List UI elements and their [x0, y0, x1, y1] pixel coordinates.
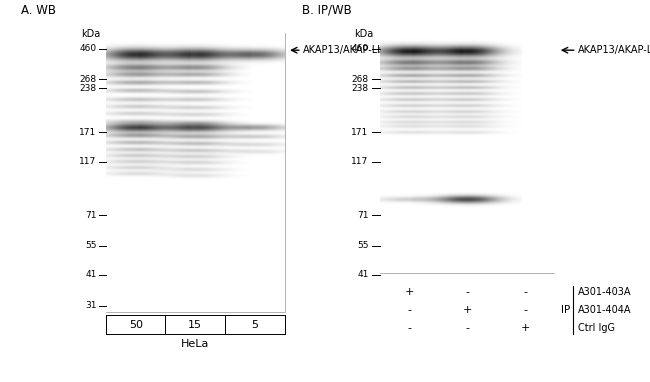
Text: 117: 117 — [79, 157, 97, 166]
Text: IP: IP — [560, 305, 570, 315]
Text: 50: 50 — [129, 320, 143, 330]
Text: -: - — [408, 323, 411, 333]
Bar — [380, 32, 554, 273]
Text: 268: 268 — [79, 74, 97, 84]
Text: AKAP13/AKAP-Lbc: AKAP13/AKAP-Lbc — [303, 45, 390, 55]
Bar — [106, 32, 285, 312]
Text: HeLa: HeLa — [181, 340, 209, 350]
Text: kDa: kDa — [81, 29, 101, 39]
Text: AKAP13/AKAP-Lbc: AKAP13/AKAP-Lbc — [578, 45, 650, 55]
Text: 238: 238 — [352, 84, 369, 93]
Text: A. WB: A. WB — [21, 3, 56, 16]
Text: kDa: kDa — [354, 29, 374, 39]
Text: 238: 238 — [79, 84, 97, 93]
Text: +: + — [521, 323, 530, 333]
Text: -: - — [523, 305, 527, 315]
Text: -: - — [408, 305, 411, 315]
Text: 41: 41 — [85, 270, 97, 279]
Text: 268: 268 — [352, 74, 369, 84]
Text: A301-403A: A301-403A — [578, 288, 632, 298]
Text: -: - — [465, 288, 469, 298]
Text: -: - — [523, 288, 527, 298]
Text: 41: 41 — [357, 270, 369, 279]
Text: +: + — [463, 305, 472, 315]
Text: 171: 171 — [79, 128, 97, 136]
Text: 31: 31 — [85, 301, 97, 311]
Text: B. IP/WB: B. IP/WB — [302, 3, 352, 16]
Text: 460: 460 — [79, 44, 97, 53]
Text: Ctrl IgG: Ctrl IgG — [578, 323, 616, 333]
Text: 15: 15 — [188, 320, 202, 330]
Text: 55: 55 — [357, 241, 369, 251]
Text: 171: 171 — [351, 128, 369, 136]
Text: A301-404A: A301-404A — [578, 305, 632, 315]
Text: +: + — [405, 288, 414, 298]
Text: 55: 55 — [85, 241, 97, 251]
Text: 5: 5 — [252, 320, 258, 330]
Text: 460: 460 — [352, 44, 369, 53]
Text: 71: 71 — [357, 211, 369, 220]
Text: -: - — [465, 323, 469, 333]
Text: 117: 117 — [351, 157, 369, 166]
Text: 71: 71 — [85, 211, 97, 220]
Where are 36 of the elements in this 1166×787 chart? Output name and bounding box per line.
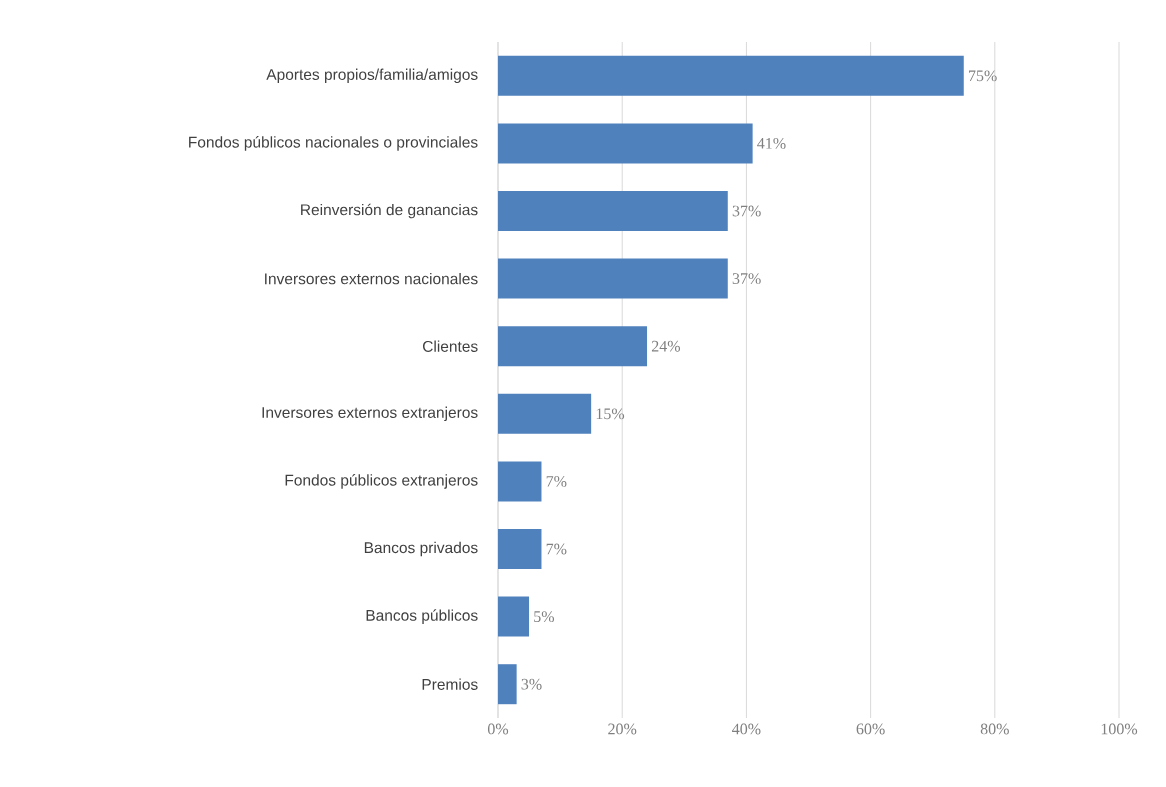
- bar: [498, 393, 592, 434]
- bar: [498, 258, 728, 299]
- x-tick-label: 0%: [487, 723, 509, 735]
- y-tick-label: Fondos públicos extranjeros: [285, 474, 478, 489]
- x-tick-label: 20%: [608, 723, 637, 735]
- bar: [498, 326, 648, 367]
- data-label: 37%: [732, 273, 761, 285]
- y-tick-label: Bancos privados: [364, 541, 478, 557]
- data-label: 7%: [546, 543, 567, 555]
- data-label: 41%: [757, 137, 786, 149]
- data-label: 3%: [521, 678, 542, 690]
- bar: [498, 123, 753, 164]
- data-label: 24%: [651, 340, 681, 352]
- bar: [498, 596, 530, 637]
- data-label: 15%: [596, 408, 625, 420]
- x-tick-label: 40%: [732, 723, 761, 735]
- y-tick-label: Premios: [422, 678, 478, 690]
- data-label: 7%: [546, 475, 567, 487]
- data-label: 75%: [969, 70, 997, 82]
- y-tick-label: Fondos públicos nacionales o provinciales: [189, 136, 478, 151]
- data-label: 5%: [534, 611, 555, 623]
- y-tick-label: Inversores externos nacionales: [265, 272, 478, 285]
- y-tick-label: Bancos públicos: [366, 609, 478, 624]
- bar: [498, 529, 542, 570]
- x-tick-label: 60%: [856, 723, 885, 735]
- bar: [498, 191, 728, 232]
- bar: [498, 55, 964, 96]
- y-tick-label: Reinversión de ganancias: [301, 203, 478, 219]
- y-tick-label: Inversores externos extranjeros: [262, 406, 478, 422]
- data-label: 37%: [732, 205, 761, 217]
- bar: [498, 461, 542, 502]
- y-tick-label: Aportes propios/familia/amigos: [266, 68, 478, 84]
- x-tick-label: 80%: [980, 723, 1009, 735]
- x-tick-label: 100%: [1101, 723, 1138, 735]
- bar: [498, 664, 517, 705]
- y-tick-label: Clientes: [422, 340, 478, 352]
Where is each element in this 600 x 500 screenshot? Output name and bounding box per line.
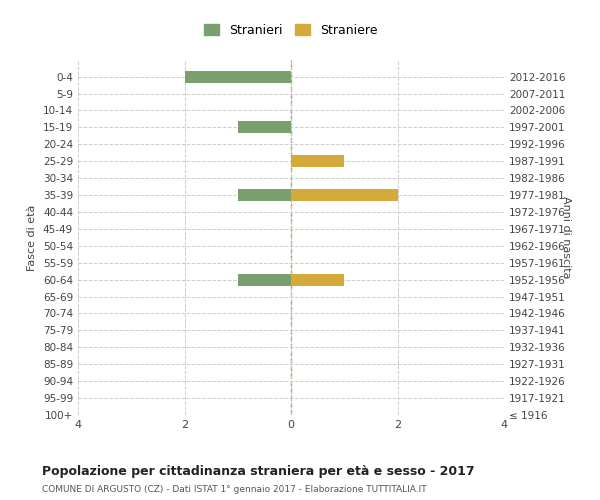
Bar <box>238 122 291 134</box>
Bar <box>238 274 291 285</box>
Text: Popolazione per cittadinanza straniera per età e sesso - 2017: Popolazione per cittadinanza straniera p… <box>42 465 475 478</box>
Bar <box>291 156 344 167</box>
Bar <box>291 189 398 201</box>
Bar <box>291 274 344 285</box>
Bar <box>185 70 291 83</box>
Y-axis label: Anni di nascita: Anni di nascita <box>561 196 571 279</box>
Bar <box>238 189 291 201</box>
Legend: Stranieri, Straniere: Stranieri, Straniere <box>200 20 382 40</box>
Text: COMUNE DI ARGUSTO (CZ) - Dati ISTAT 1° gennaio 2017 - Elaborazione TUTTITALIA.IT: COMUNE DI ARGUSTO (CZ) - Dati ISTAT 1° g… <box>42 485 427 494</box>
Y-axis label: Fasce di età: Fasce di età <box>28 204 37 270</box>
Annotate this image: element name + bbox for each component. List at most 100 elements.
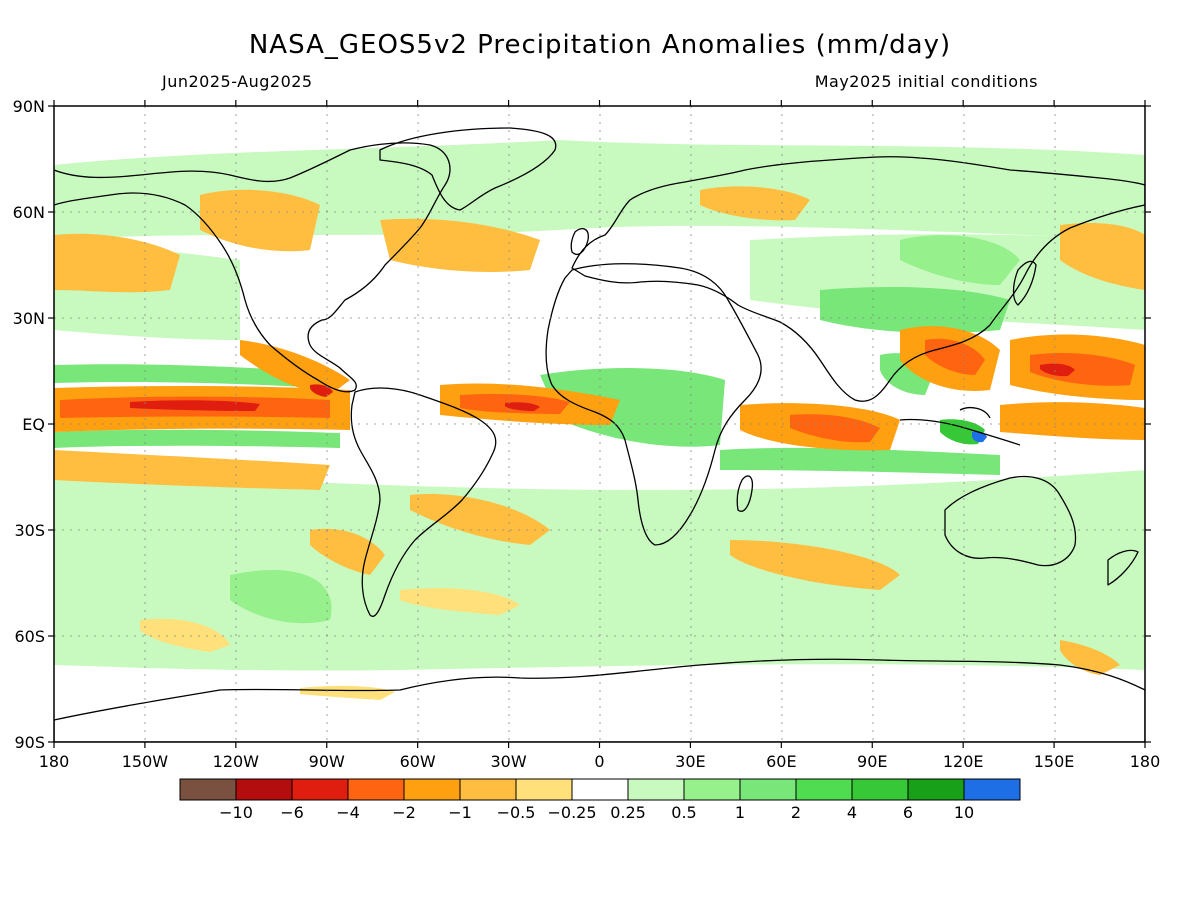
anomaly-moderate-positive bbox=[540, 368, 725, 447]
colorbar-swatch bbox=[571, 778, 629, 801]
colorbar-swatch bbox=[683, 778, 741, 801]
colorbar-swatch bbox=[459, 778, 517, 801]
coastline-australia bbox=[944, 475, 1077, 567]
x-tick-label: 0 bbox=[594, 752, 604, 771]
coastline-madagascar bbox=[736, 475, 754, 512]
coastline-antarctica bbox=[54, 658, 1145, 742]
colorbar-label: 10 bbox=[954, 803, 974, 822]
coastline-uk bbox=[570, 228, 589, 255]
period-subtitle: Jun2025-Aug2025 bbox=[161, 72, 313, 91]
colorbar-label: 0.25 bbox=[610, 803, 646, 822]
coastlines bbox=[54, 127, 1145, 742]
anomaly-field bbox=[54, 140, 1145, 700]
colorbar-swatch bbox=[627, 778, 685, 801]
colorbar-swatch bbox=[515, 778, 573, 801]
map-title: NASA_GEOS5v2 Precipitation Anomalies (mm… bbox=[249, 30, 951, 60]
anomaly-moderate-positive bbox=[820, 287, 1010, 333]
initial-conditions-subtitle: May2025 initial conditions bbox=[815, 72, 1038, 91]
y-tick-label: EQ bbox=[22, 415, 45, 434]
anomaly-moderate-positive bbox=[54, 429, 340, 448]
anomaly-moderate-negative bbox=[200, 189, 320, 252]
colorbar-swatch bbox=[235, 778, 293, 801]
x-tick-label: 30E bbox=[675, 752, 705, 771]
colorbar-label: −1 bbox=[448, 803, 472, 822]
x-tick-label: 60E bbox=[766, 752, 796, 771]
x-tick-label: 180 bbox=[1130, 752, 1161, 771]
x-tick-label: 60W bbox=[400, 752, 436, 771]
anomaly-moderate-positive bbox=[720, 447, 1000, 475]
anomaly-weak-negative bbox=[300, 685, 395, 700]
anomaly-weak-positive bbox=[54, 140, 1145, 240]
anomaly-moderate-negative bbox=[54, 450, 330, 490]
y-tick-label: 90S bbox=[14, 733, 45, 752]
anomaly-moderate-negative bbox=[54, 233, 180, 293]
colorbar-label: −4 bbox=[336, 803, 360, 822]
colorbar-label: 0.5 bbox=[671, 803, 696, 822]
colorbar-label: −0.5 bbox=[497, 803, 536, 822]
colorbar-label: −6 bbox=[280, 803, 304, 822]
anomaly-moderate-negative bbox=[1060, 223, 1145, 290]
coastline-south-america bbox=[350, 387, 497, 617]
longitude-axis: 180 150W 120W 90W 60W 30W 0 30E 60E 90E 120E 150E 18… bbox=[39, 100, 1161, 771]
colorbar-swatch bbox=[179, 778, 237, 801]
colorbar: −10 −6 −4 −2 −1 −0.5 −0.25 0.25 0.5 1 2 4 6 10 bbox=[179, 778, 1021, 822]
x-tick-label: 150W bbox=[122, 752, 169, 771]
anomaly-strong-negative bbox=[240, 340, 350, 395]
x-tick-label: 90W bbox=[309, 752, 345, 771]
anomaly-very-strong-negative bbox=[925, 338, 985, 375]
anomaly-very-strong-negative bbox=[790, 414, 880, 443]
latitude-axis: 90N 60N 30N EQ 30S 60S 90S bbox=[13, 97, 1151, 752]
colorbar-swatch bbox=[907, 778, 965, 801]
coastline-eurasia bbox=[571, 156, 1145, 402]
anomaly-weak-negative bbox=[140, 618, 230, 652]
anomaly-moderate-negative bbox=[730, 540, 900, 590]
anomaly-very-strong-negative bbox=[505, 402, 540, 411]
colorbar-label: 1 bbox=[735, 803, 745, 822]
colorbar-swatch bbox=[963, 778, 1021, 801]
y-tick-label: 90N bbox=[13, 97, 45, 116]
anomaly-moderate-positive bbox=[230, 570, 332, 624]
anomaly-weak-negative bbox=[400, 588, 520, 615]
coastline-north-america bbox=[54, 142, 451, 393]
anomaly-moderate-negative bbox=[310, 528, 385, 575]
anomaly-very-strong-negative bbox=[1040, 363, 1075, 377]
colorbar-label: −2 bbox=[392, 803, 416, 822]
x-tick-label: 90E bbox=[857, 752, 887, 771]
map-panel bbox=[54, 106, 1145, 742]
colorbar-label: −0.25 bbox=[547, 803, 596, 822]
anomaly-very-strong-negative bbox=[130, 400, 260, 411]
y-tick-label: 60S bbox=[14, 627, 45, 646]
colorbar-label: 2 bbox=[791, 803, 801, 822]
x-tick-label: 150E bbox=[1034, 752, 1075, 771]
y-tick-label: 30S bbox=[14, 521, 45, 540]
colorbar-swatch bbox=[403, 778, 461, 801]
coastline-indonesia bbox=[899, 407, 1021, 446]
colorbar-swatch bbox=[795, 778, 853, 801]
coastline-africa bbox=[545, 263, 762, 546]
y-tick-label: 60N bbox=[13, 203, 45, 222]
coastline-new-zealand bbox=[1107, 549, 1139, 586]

GOAL OF THE EXERCISE
Copy the rows unchanged, starting at the line that contains "Bar <box>238 122 291 134</box>" and ending at the line that contains "Legend: Stranieri, Straniere: Stranieri, Straniere", with both of those lines included.

TASK OUTPUT
Bar <box>238 122 291 134</box>
Bar <box>238 274 291 285</box>
Text: Popolazione per cittadinanza straniera per età e sesso - 2017: Popolazione per cittadinanza straniera p… <box>42 465 475 478</box>
Bar <box>291 156 344 167</box>
Bar <box>291 189 398 201</box>
Bar <box>291 274 344 285</box>
Bar <box>185 70 291 83</box>
Y-axis label: Anni di nascita: Anni di nascita <box>561 196 571 279</box>
Bar <box>238 189 291 201</box>
Legend: Stranieri, Straniere: Stranieri, Straniere <box>200 20 382 40</box>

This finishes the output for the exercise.